> [Dataset records]
-- -- --

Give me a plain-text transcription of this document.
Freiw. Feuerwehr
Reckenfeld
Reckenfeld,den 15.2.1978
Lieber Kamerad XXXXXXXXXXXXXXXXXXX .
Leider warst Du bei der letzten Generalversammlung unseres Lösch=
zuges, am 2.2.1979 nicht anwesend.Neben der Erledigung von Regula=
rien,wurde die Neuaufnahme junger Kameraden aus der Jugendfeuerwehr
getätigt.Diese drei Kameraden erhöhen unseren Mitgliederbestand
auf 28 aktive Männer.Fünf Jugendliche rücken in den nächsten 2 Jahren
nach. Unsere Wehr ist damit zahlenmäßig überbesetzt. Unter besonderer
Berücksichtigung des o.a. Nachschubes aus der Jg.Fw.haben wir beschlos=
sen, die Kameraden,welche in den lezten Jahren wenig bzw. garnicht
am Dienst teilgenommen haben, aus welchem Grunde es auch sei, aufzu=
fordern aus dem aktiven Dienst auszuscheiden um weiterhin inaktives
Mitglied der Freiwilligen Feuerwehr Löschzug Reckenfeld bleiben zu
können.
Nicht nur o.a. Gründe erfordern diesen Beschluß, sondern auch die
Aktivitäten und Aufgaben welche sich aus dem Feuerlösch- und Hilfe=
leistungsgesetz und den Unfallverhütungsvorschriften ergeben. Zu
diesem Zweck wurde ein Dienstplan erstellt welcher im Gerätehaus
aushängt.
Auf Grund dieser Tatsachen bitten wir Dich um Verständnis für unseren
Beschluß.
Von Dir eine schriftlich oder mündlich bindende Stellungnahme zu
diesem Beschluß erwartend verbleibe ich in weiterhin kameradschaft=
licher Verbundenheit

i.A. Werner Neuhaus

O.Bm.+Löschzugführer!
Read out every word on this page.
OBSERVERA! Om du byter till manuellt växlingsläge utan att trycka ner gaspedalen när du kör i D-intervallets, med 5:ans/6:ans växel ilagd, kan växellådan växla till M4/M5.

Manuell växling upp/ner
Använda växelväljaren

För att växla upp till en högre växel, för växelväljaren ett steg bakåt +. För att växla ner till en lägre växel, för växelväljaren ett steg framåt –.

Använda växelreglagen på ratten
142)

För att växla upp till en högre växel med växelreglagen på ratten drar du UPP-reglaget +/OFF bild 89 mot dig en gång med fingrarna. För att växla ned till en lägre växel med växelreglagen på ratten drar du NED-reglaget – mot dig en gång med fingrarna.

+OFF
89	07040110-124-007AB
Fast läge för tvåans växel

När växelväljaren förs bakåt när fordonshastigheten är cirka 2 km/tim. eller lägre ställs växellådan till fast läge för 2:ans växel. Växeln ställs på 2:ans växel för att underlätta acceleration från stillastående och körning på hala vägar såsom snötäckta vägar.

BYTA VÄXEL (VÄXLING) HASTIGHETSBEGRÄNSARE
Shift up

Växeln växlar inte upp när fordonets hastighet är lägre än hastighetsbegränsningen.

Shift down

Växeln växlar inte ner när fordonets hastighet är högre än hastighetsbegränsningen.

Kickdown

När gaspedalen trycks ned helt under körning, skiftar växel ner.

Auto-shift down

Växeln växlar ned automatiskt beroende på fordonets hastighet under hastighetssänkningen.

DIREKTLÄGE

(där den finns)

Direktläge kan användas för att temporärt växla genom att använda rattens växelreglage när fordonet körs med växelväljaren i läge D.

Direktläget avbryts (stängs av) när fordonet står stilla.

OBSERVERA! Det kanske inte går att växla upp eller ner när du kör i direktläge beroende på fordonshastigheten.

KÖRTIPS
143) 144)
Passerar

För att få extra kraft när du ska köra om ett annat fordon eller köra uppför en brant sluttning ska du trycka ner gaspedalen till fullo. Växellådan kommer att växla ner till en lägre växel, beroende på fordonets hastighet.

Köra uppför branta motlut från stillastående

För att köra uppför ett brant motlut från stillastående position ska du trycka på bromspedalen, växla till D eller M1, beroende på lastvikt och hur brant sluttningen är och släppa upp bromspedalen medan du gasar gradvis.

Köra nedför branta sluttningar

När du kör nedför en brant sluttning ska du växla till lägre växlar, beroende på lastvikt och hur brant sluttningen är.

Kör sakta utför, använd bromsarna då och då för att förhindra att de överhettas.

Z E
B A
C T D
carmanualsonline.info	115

-- -- --

> [Task] With nothing added or dropped, write out every entry.

> [Output]
Give me a plain-text transcription of this document.
Freiw. Feuerwehr
Reckenfeld
Reckenfeld,den 15.2.1978
Lieber Kamerad XXXXXXXXXXXXXXXXXXX .
Leider warst Du bei der letzten Generalversammlung unseres Lösch=
zuges, am 2.2.1979 nicht anwesend.Neben der Erledigung von Regula=
rien,wurde die Neuaufnahme junger Kameraden aus der Jugendfeuerwehr
getätigt.Diese drei Kameraden erhöhen unseren Mitgliederbestand
auf 28 aktive Männer.Fünf Jugendliche rücken in den nächsten 2 Jahren
nach. Unsere Wehr ist damit zahlenmäßig überbesetzt. Unter besonderer
Berücksichtigung des o.a. Nachschubes aus der Jg.Fw.haben wir beschlos=
sen, die Kameraden,welche in den lezten Jahren wenig bzw. garnicht
am Dienst teilgenommen haben, aus welchem Grunde es auch sei, aufzu=
fordern aus dem aktiven Dienst auszuscheiden um weiterhin inaktives
Mitglied der Freiwilligen Feuerwehr Löschzug Reckenfeld bleiben zu
können.
Nicht nur o.a. Gründe erfordern diesen Beschluß, sondern auch die
Aktivitäten und Aufgaben welche sich aus dem Feuerlösch- und Hilfe=
leistungsgesetz und den Unfallverhütungsvorschriften ergeben. Zu
diesem Zweck wurde ein Dienstplan erstellt welcher im Gerätehaus
aushängt.
Auf Grund dieser Tatsachen bitten wir Dich um Verständnis für unseren
Beschluß.
Von Dir eine schriftlich oder mündlich bindende Stellungnahme zu
diesem Beschluß erwartend verbleibe ich in weiterhin kameradschaft=
licher Verbundenheit

i.A. Werner Neuhaus

O.Bm.+Löschzugführer!
Read out every word on this page.
OBSERVERA! Om du byter till manuellt växlingsläge utan att trycka ner gaspedalen när du kör i D-intervallets, med 5:ans/6:ans växel ilagd, kan växellådan växla till M4/M5.

Manuell växling upp/ner
Använda växelväljaren

För att växla upp till en högre växel, för växelväljaren ett steg bakåt +. För att växla ner till en lägre växel, för växelväljaren ett steg framåt –.

Använda växelreglagen på ratten
142)

För att växla upp till en högre växel med växelreglagen på ratten drar du UPP-reglaget +/OFF bild 89 mot dig en gång med fingrarna. För att växla ned till en lägre växel med växelreglagen på ratten drar du NED-reglaget – mot dig en gång med fingrarna.

+OFF
89	07040110-124-007AB
Fast läge för tvåans växel

När växelväljaren förs bakåt när fordonshastigheten är cirka 2 km/tim. eller lägre ställs växellådan till fast läge för 2:ans växel. Växeln ställs på 2:ans växel för att underlätta acceleration från stillastående och körning på hala vägar såsom snötäckta vägar.

BYTA VÄXEL (VÄXLING) HASTIGHETSBEGRÄNSARE
Shift up

Växeln växlar inte upp när fordonets hastighet är lägre än hastighetsbegränsningen.

Shift down

Växeln växlar inte ner när fordonets hastighet är högre än hastighetsbegränsningen.

Kickdown

När gaspedalen trycks ned helt under körning, skiftar växel ner.

Auto-shift down

Växeln växlar ned automatiskt beroende på fordonets hastighet under hastighetssänkningen.

DIREKTLÄGE

(där den finns)

Direktläge kan användas för att temporärt växla genom att använda rattens växelreglage när fordonet körs med växelväljaren i läge D.

Direktläget avbryts (stängs av) när fordonet står stilla.

OBSERVERA! Det kanske inte går att växla upp eller ner när du kör i direktläge beroende på fordonshastigheten.

KÖRTIPS
143) 144)
Passerar

För att få extra kraft när du ska köra om ett annat fordon eller köra uppför en brant sluttning ska du trycka ner gaspedalen till fullo. Växellådan kommer att växla ner till en lägre växel, beroende på fordonets hastighet.

Köra uppför branta motlut från stillastående

För att köra uppför ett brant motlut från stillastående position ska du trycka på bromspedalen, växla till D eller M1, beroende på lastvikt och hur brant sluttningen är och släppa upp bromspedalen medan du gasar gradvis.

Köra nedför branta sluttningar

När du kör nedför en brant sluttning ska du växla till lägre växlar, beroende på lastvikt och hur brant sluttningen är.

Kör sakta utför, använd bromsarna då och då för att förhindra att de överhettas.

Z E
B A
C T D
carmanualsonline.info	115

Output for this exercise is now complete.